Copy each of the rows below word for word, keeping every line in its original order.

Data section →
————
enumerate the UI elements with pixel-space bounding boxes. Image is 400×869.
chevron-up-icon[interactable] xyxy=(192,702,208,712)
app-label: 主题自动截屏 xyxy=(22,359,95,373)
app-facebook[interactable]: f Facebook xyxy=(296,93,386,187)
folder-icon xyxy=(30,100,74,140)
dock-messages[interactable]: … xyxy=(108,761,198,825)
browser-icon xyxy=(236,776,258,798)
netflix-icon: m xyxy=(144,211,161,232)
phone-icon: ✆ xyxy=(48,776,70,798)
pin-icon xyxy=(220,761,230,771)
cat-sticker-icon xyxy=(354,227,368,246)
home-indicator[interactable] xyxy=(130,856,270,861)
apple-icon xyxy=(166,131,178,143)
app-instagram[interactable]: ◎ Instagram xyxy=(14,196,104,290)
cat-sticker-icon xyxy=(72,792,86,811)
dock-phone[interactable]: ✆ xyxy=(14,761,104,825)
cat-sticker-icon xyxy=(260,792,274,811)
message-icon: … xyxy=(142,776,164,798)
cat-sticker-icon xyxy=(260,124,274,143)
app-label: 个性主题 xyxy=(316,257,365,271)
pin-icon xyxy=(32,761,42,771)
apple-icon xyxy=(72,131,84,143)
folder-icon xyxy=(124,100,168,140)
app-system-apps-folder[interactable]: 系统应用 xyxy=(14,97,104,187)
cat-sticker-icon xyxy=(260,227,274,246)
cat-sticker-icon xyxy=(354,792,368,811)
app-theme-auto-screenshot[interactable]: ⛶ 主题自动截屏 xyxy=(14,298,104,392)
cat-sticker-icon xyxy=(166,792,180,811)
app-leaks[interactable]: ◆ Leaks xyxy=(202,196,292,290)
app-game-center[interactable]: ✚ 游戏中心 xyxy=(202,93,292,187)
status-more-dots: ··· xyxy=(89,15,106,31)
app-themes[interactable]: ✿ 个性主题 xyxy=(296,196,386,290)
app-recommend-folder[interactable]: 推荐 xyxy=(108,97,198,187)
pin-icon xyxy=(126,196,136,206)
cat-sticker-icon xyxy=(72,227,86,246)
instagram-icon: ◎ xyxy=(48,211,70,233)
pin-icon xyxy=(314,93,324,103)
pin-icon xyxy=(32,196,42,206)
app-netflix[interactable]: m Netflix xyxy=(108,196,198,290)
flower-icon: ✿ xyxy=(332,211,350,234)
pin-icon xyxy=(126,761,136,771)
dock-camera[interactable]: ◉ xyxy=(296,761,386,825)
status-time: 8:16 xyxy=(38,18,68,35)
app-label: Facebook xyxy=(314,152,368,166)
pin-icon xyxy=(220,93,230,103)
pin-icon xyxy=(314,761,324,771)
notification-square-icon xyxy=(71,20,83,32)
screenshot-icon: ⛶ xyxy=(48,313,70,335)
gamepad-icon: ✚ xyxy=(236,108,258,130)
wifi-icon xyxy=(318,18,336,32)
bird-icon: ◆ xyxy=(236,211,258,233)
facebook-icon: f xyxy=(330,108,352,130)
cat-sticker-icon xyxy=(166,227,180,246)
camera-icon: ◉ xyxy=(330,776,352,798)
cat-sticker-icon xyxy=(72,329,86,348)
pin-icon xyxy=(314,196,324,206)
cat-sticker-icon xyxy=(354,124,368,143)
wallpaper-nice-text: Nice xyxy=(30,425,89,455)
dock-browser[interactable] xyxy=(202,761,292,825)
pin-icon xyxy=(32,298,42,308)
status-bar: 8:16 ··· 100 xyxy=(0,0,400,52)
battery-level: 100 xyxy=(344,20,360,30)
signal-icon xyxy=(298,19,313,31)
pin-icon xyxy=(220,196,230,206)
————
Reply →
enumerate the UI elements with pixel-space bounding boxes. Image is 400×869.
chevron-up-icon[interactable] xyxy=(192,702,208,712)
app-label: 主题自动截屏 xyxy=(22,359,95,373)
app-facebook[interactable]: f Facebook xyxy=(296,93,386,187)
folder-icon xyxy=(30,100,74,140)
dock-messages[interactable]: … xyxy=(108,761,198,825)
browser-icon xyxy=(236,776,258,798)
netflix-icon: m xyxy=(144,211,161,232)
phone-icon: ✆ xyxy=(48,776,70,798)
pin-icon xyxy=(220,761,230,771)
cat-sticker-icon xyxy=(354,227,368,246)
home-indicator[interactable] xyxy=(130,856,270,861)
apple-icon xyxy=(166,131,178,143)
app-instagram[interactable]: ◎ Instagram xyxy=(14,196,104,290)
cat-sticker-icon xyxy=(72,792,86,811)
dock-phone[interactable]: ✆ xyxy=(14,761,104,825)
cat-sticker-icon xyxy=(260,792,274,811)
message-icon: … xyxy=(142,776,164,798)
cat-sticker-icon xyxy=(260,124,274,143)
app-label: 个性主题 xyxy=(316,257,365,271)
pin-icon xyxy=(32,761,42,771)
apple-icon xyxy=(72,131,84,143)
folder-icon xyxy=(124,100,168,140)
app-system-apps-folder[interactable]: 系统应用 xyxy=(14,97,104,187)
cat-sticker-icon xyxy=(260,227,274,246)
cat-sticker-icon xyxy=(354,792,368,811)
app-theme-auto-screenshot[interactable]: ⛶ 主题自动截屏 xyxy=(14,298,104,392)
cat-sticker-icon xyxy=(166,792,180,811)
app-leaks[interactable]: ◆ Leaks xyxy=(202,196,292,290)
app-game-center[interactable]: ✚ 游戏中心 xyxy=(202,93,292,187)
status-more-dots: ··· xyxy=(89,15,106,31)
app-themes[interactable]: ✿ 个性主题 xyxy=(296,196,386,290)
app-recommend-folder[interactable]: 推荐 xyxy=(108,97,198,187)
pin-icon xyxy=(126,196,136,206)
cat-sticker-icon xyxy=(72,227,86,246)
instagram-icon: ◎ xyxy=(48,211,70,233)
pin-icon xyxy=(314,93,324,103)
pin-icon xyxy=(32,196,42,206)
app-netflix[interactable]: m Netflix xyxy=(108,196,198,290)
flower-icon: ✿ xyxy=(332,211,350,234)
pin-icon xyxy=(126,761,136,771)
dock-camera[interactable]: ◉ xyxy=(296,761,386,825)
status-time: 8:16 xyxy=(38,18,68,35)
app-label: Facebook xyxy=(314,152,368,166)
pin-icon xyxy=(220,93,230,103)
pin-icon xyxy=(314,761,324,771)
notification-square-icon xyxy=(71,20,83,32)
screenshot-icon: ⛶ xyxy=(48,313,70,335)
gamepad-icon: ✚ xyxy=(236,108,258,130)
wifi-icon xyxy=(318,18,336,32)
bird-icon: ◆ xyxy=(236,211,258,233)
facebook-icon: f xyxy=(330,108,352,130)
cat-sticker-icon xyxy=(166,227,180,246)
camera-icon: ◉ xyxy=(330,776,352,798)
cat-sticker-icon xyxy=(72,329,86,348)
pin-icon xyxy=(314,196,324,206)
cat-sticker-icon xyxy=(354,124,368,143)
wallpaper-nice-text: Nice xyxy=(30,425,89,455)
dock-browser[interactable] xyxy=(202,761,292,825)
pin-icon xyxy=(32,298,42,308)
status-bar: 8:16 ··· 100 xyxy=(0,0,400,52)
battery-level: 100 xyxy=(344,20,360,30)
signal-icon xyxy=(298,19,313,31)
pin-icon xyxy=(220,196,230,206)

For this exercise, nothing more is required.